Keep the wording of each record exactly the same when you repeat it, and leave out pictures.
════════════════
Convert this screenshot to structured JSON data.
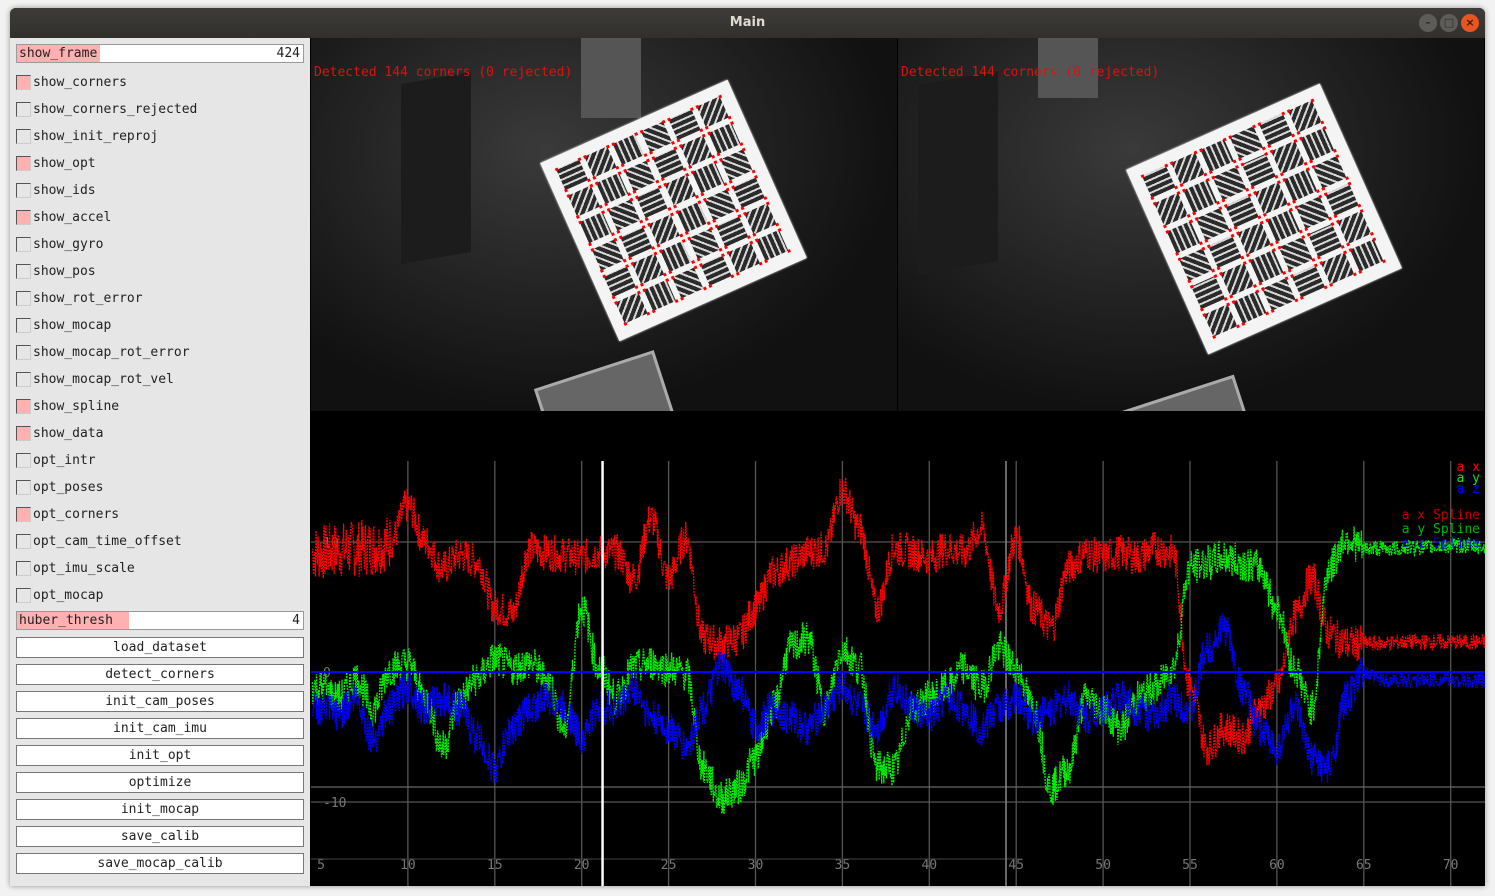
{
  "window": {
    "title": "Main"
  },
  "panel": {
    "show_frame": {
      "label": "show_frame",
      "value": "424",
      "fill": 0.29
    },
    "checkboxes": [
      {
        "label": "show_corners",
        "checked": true
      },
      {
        "label": "show_corners_rejected",
        "checked": false
      },
      {
        "label": "show_init_reproj",
        "checked": false
      },
      {
        "label": "show_opt",
        "checked": true
      },
      {
        "label": "show_ids",
        "checked": false
      },
      {
        "label": "show_accel",
        "checked": true
      },
      {
        "label": "show_gyro",
        "checked": false
      },
      {
        "label": "show_pos",
        "checked": false
      },
      {
        "label": "show_rot_error",
        "checked": false
      },
      {
        "label": "show_mocap",
        "checked": false
      },
      {
        "label": "show_mocap_rot_error",
        "checked": false
      },
      {
        "label": "show_mocap_rot_vel",
        "checked": false
      },
      {
        "label": "show_spline",
        "checked": true
      },
      {
        "label": "show_data",
        "checked": true
      },
      {
        "label": "opt_intr",
        "checked": false
      },
      {
        "label": "opt_poses",
        "checked": false
      },
      {
        "label": "opt_corners",
        "checked": true
      },
      {
        "label": "opt_cam_time_offset",
        "checked": false
      },
      {
        "label": "opt_imu_scale",
        "checked": false
      },
      {
        "label": "opt_mocap",
        "checked": false
      }
    ],
    "huber_thresh": {
      "label": "huber_thresh",
      "value": "4",
      "fill": 0.39
    },
    "buttons": [
      "load_dataset",
      "detect_corners",
      "init_cam_poses",
      "init_cam_imu",
      "init_opt",
      "optimize",
      "init_mocap",
      "save_calib",
      "save_mocap_calib"
    ]
  },
  "cameras": [
    {
      "text": "Detected 144 corners (0 rejected)"
    },
    {
      "text": "Detected 144 corners (0 rejected)"
    }
  ],
  "colors": {
    "ax": "#ff0000",
    "ay": "#00ee00",
    "az": "#0000ff",
    "accent": "#ffb0b0",
    "detect_text": "#e01010"
  },
  "chart_data": {
    "type": "line",
    "xlim": [
      4.5,
      72.5
    ],
    "ylim": [
      -16.5,
      20
    ],
    "x_ticks": [
      5,
      10,
      15,
      20,
      25,
      30,
      35,
      40,
      45,
      50,
      55,
      60,
      65,
      70
    ],
    "y_ticks": [
      10,
      0,
      -10
    ],
    "grid": true,
    "legend_position": "top-right",
    "current_time_marker": 21.2,
    "legend": [
      "a x",
      "a y",
      "a z",
      "a x Spline",
      "a y Spline",
      "a z Spline"
    ],
    "x": [
      5,
      6,
      7,
      8,
      9,
      10,
      11,
      12,
      13,
      14,
      15,
      16,
      17,
      18,
      19,
      20,
      21,
      22,
      23,
      24,
      25,
      26,
      27,
      28,
      29,
      30,
      31,
      32,
      33,
      34,
      35,
      36,
      37,
      38,
      39,
      40,
      41,
      42,
      43,
      44,
      45,
      46,
      47,
      48,
      49,
      50,
      51,
      52,
      53,
      54,
      55,
      56,
      57,
      58,
      59,
      60,
      61,
      62,
      63,
      64,
      65,
      66,
      67,
      68,
      69,
      70,
      71,
      72
    ],
    "series": [
      {
        "name": "a x",
        "values": [
          9.2,
          9.4,
          9.5,
          9.6,
          10,
          12.8,
          10,
          8,
          9,
          8.5,
          5,
          4.5,
          9.5,
          9.2,
          9,
          8.8,
          9.2,
          9.2,
          7.2,
          11.8,
          7.2,
          10.3,
          2.6,
          2.2,
          2.6,
          4.9,
          7.6,
          8.4,
          9.2,
          9.5,
          14,
          11,
          4.9,
          9.5,
          9.2,
          8.8,
          9.5,
          9.2,
          11,
          4.9,
          10.3,
          4.9,
          3.4,
          8,
          9.2,
          8.8,
          9.2,
          8.8,
          9.5,
          9.2,
          -1.2,
          -5.8,
          -4.3,
          -5,
          -2.8,
          -1.2,
          4.2,
          7.2,
          3,
          2.2,
          2.2,
          2.2,
          2.3,
          2.3,
          2.3,
          2.3,
          2.3,
          2.3
        ]
      },
      {
        "name": "a y",
        "values": [
          -1.2,
          -2,
          -0.5,
          -2.8,
          0.3,
          0.7,
          -2,
          -5.8,
          -2,
          -0.5,
          1,
          0.3,
          0.7,
          -0.5,
          -4.3,
          5,
          0.3,
          -2,
          0.3,
          0.7,
          0.3,
          -0.1,
          -7.4,
          -9.7,
          -8.9,
          -6.6,
          -2.8,
          1.8,
          2.6,
          -2.8,
          1.8,
          0.3,
          -7.4,
          -7.4,
          -2.8,
          -2,
          -1.2,
          0.3,
          -1.2,
          1.8,
          0.3,
          -2.8,
          -8.9,
          -7.4,
          -2,
          -2.8,
          -4.3,
          -2,
          -1.2,
          0.3,
          8,
          8.4,
          8.8,
          8.4,
          8,
          4.9,
          0.3,
          -2.8,
          8,
          10.3,
          9.5,
          9.5,
          9.5,
          9.6,
          9.6,
          9.7,
          9.7,
          9.6
        ]
      },
      {
        "name": "a z",
        "values": [
          -2.8,
          -3.2,
          -2,
          -5,
          -2.8,
          -1.2,
          -2.8,
          -2,
          -2.8,
          -5,
          -7.4,
          -4.3,
          -2.8,
          -2,
          -2.8,
          -5,
          -2.8,
          -2.8,
          -1.2,
          -3.5,
          -4.3,
          -5.8,
          -2.8,
          0.3,
          -1.2,
          -4.3,
          -2.8,
          -3.5,
          -4.3,
          -2.8,
          -1.2,
          -2.8,
          -4.3,
          -1.2,
          -2.8,
          -3.5,
          -2,
          -2.8,
          -4.3,
          -2.8,
          -2,
          -3.5,
          -2.8,
          -2,
          -3.5,
          -2.8,
          -2,
          -2.8,
          -3.5,
          -2,
          -2.8,
          1.8,
          3.4,
          -1.2,
          -4.3,
          -5.8,
          -2.8,
          -6.6,
          -7.4,
          -2,
          -0.1,
          -0.6,
          -0.6,
          -0.6,
          -0.6,
          -0.6,
          -0.7,
          -0.7
        ]
      }
    ]
  }
}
════════════════
FINAL RESULT |
Convert this screenshot to structured JSON data.
{
  "window": {
    "title": "Main"
  },
  "panel": {
    "show_frame": {
      "label": "show_frame",
      "value": "424",
      "fill": 0.29
    },
    "checkboxes": [
      {
        "label": "show_corners",
        "checked": true
      },
      {
        "label": "show_corners_rejected",
        "checked": false
      },
      {
        "label": "show_init_reproj",
        "checked": false
      },
      {
        "label": "show_opt",
        "checked": true
      },
      {
        "label": "show_ids",
        "checked": false
      },
      {
        "label": "show_accel",
        "checked": true
      },
      {
        "label": "show_gyro",
        "checked": false
      },
      {
        "label": "show_pos",
        "checked": false
      },
      {
        "label": "show_rot_error",
        "checked": false
      },
      {
        "label": "show_mocap",
        "checked": false
      },
      {
        "label": "show_mocap_rot_error",
        "checked": false
      },
      {
        "label": "show_mocap_rot_vel",
        "checked": false
      },
      {
        "label": "show_spline",
        "checked": true
      },
      {
        "label": "show_data",
        "checked": true
      },
      {
        "label": "opt_intr",
        "checked": false
      },
      {
        "label": "opt_poses",
        "checked": false
      },
      {
        "label": "opt_corners",
        "checked": true
      },
      {
        "label": "opt_cam_time_offset",
        "checked": false
      },
      {
        "label": "opt_imu_scale",
        "checked": false
      },
      {
        "label": "opt_mocap",
        "checked": false
      }
    ],
    "huber_thresh": {
      "label": "huber_thresh",
      "value": "4",
      "fill": 0.39
    },
    "buttons": [
      "load_dataset",
      "detect_corners",
      "init_cam_poses",
      "init_cam_imu",
      "init_opt",
      "optimize",
      "init_mocap",
      "save_calib",
      "save_mocap_calib"
    ]
  },
  "cameras": [
    {
      "text": "Detected 144 corners (0 rejected)"
    },
    {
      "text": "Detected 144 corners (0 rejected)"
    }
  ],
  "colors": {
    "ax": "#ff0000",
    "ay": "#00ee00",
    "az": "#0000ff",
    "accent": "#ffb0b0",
    "detect_text": "#e01010"
  },
  "chart_data": {
    "type": "line",
    "xlim": [
      4.5,
      72.5
    ],
    "ylim": [
      -16.5,
      20
    ],
    "x_ticks": [
      5,
      10,
      15,
      20,
      25,
      30,
      35,
      40,
      45,
      50,
      55,
      60,
      65,
      70
    ],
    "y_ticks": [
      10,
      0,
      -10
    ],
    "grid": true,
    "legend_position": "top-right",
    "current_time_marker": 21.2,
    "legend": [
      "a x",
      "a y",
      "a z",
      "a x Spline",
      "a y Spline",
      "a z Spline"
    ],
    "x": [
      5,
      6,
      7,
      8,
      9,
      10,
      11,
      12,
      13,
      14,
      15,
      16,
      17,
      18,
      19,
      20,
      21,
      22,
      23,
      24,
      25,
      26,
      27,
      28,
      29,
      30,
      31,
      32,
      33,
      34,
      35,
      36,
      37,
      38,
      39,
      40,
      41,
      42,
      43,
      44,
      45,
      46,
      47,
      48,
      49,
      50,
      51,
      52,
      53,
      54,
      55,
      56,
      57,
      58,
      59,
      60,
      61,
      62,
      63,
      64,
      65,
      66,
      67,
      68,
      69,
      70,
      71,
      72
    ],
    "series": [
      {
        "name": "a x",
        "values": [
          9.2,
          9.4,
          9.5,
          9.6,
          10,
          12.8,
          10,
          8,
          9,
          8.5,
          5,
          4.5,
          9.5,
          9.2,
          9,
          8.8,
          9.2,
          9.2,
          7.2,
          11.8,
          7.2,
          10.3,
          2.6,
          2.2,
          2.6,
          4.9,
          7.6,
          8.4,
          9.2,
          9.5,
          14,
          11,
          4.9,
          9.5,
          9.2,
          8.8,
          9.5,
          9.2,
          11,
          4.9,
          10.3,
          4.9,
          3.4,
          8,
          9.2,
          8.8,
          9.2,
          8.8,
          9.5,
          9.2,
          -1.2,
          -5.8,
          -4.3,
          -5,
          -2.8,
          -1.2,
          4.2,
          7.2,
          3,
          2.2,
          2.2,
          2.2,
          2.3,
          2.3,
          2.3,
          2.3,
          2.3,
          2.3
        ]
      },
      {
        "name": "a y",
        "values": [
          -1.2,
          -2,
          -0.5,
          -2.8,
          0.3,
          0.7,
          -2,
          -5.8,
          -2,
          -0.5,
          1,
          0.3,
          0.7,
          -0.5,
          -4.3,
          5,
          0.3,
          -2,
          0.3,
          0.7,
          0.3,
          -0.1,
          -7.4,
          -9.7,
          -8.9,
          -6.6,
          -2.8,
          1.8,
          2.6,
          -2.8,
          1.8,
          0.3,
          -7.4,
          -7.4,
          -2.8,
          -2,
          -1.2,
          0.3,
          -1.2,
          1.8,
          0.3,
          -2.8,
          -8.9,
          -7.4,
          -2,
          -2.8,
          -4.3,
          -2,
          -1.2,
          0.3,
          8,
          8.4,
          8.8,
          8.4,
          8,
          4.9,
          0.3,
          -2.8,
          8,
          10.3,
          9.5,
          9.5,
          9.5,
          9.6,
          9.6,
          9.7,
          9.7,
          9.6
        ]
      },
      {
        "name": "a z",
        "values": [
          -2.8,
          -3.2,
          -2,
          -5,
          -2.8,
          -1.2,
          -2.8,
          -2,
          -2.8,
          -5,
          -7.4,
          -4.3,
          -2.8,
          -2,
          -2.8,
          -5,
          -2.8,
          -2.8,
          -1.2,
          -3.5,
          -4.3,
          -5.8,
          -2.8,
          0.3,
          -1.2,
          -4.3,
          -2.8,
          -3.5,
          -4.3,
          -2.8,
          -1.2,
          -2.8,
          -4.3,
          -1.2,
          -2.8,
          -3.5,
          -2,
          -2.8,
          -4.3,
          -2.8,
          -2,
          -3.5,
          -2.8,
          -2,
          -3.5,
          -2.8,
          -2,
          -2.8,
          -3.5,
          -2,
          -2.8,
          1.8,
          3.4,
          -1.2,
          -4.3,
          -5.8,
          -2.8,
          -6.6,
          -7.4,
          -2,
          -0.1,
          -0.6,
          -0.6,
          -0.6,
          -0.6,
          -0.6,
          -0.7,
          -0.7
        ]
      }
    ]
  }
}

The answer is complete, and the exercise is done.